>> START DATA EXTRACT

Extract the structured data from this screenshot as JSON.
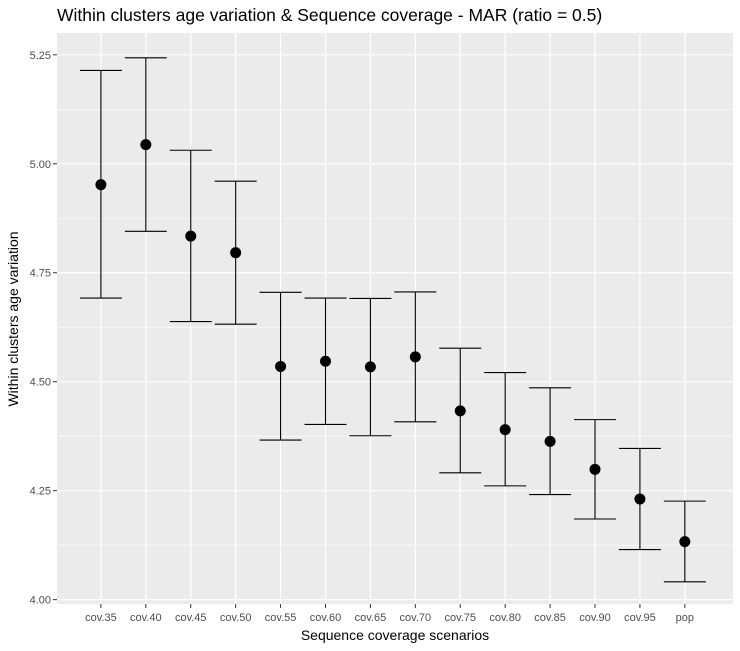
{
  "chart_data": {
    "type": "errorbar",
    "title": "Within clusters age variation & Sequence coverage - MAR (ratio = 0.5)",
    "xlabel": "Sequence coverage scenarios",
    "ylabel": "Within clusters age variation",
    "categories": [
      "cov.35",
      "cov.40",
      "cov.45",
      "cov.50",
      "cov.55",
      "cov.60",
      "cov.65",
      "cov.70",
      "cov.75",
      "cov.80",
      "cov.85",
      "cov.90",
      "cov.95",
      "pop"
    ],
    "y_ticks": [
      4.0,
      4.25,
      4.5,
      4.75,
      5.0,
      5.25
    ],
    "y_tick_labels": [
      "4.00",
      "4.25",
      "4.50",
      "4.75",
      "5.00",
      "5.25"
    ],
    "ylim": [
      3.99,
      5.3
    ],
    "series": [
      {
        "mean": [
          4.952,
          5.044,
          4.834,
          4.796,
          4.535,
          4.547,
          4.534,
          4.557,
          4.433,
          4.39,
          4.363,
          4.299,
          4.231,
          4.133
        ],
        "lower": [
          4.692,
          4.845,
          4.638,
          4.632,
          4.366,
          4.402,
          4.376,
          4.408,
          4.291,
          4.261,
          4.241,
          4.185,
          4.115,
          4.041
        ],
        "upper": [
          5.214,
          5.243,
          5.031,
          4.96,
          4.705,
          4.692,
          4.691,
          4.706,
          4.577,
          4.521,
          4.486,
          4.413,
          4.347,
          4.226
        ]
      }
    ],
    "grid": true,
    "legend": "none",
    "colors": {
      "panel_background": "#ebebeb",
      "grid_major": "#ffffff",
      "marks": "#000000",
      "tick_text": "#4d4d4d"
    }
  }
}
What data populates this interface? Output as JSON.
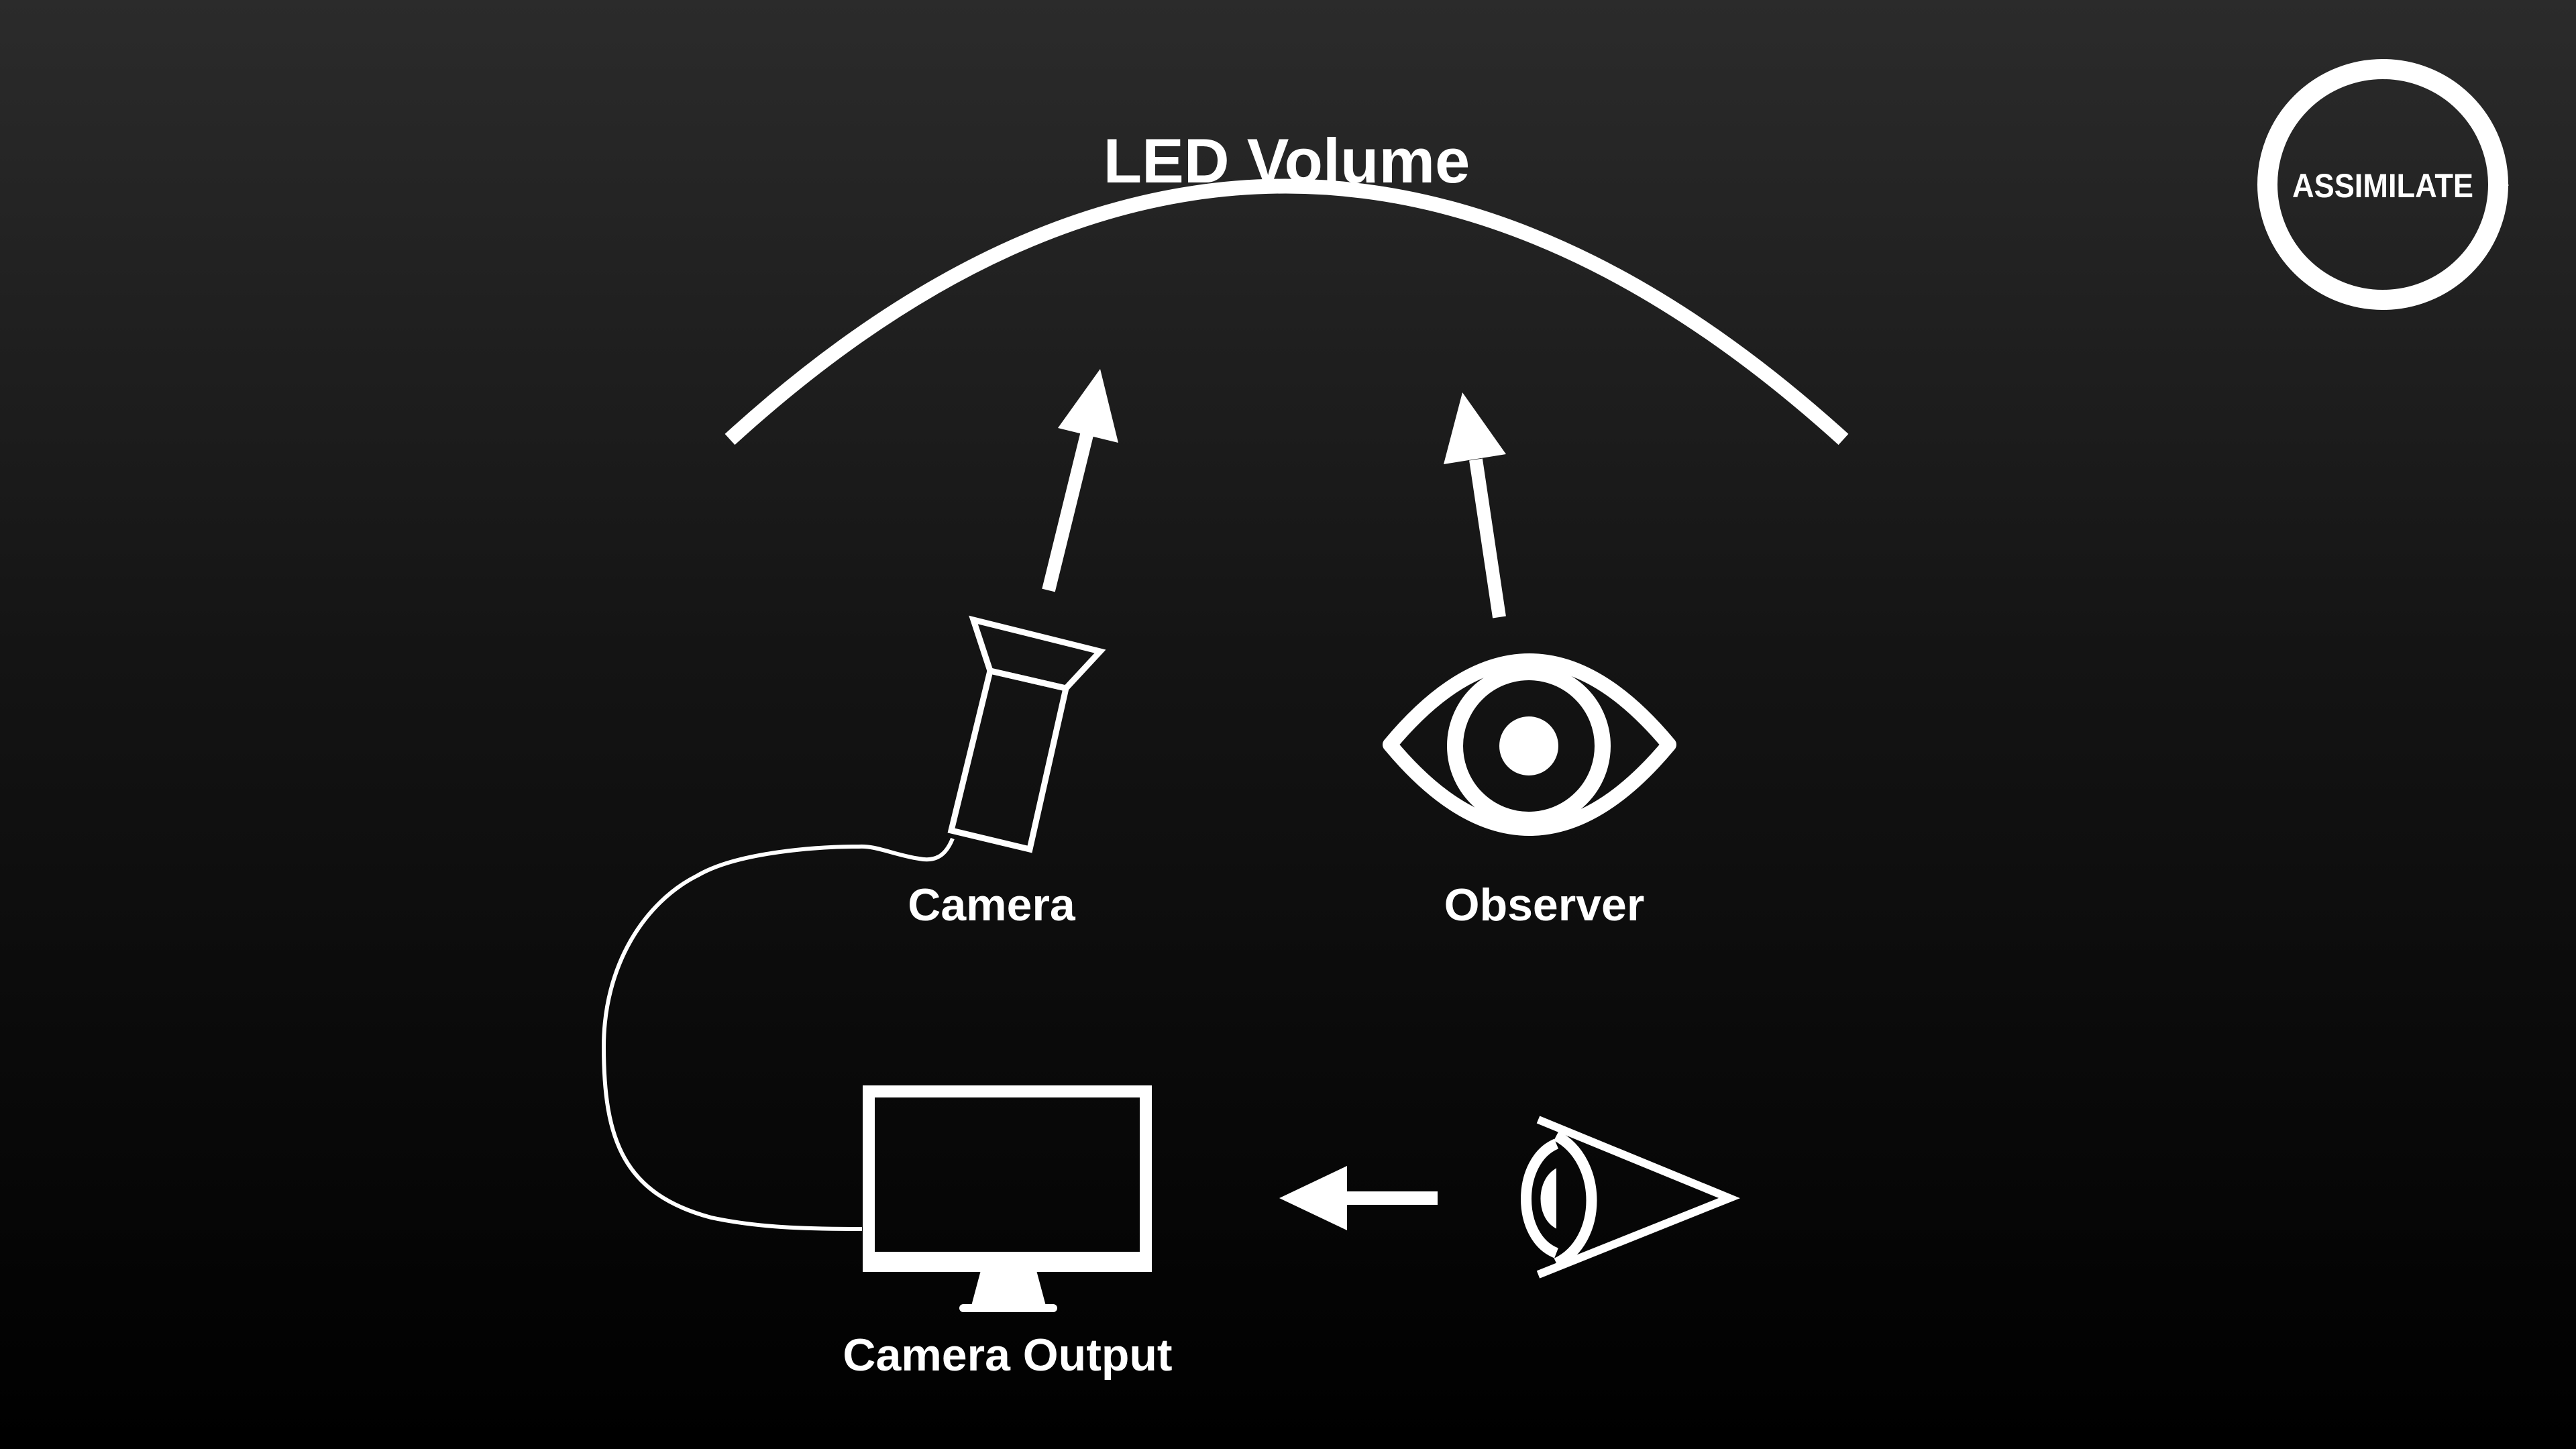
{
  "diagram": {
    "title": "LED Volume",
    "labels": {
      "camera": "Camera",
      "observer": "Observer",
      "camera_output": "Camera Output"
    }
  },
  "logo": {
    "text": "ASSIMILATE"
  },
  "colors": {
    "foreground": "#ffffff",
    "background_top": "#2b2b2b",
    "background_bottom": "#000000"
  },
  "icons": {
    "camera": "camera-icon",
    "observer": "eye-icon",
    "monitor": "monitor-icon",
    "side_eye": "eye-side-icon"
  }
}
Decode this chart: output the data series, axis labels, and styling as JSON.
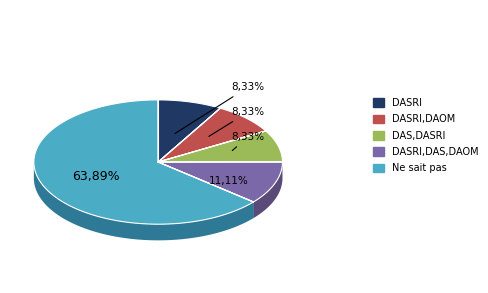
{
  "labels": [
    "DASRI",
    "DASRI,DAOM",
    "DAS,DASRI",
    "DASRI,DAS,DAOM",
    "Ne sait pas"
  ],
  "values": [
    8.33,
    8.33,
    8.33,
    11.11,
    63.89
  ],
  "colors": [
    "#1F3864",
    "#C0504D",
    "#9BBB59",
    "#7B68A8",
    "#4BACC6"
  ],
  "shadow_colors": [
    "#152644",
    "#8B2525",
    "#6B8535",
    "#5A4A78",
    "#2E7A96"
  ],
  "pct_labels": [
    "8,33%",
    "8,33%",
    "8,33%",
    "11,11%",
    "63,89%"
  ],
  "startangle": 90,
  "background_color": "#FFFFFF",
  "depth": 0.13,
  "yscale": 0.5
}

>> END DATA EXTRACT

(THE REQUEST)
Find the word "variation" in the entries above and gather every line that holds it.

(COMPLETE OUTPUT)
    "title": "Within clusters age variation & Sequence coverage - MAR (ratio = 0.5)",
    "ylabel": "Within clusters age variation",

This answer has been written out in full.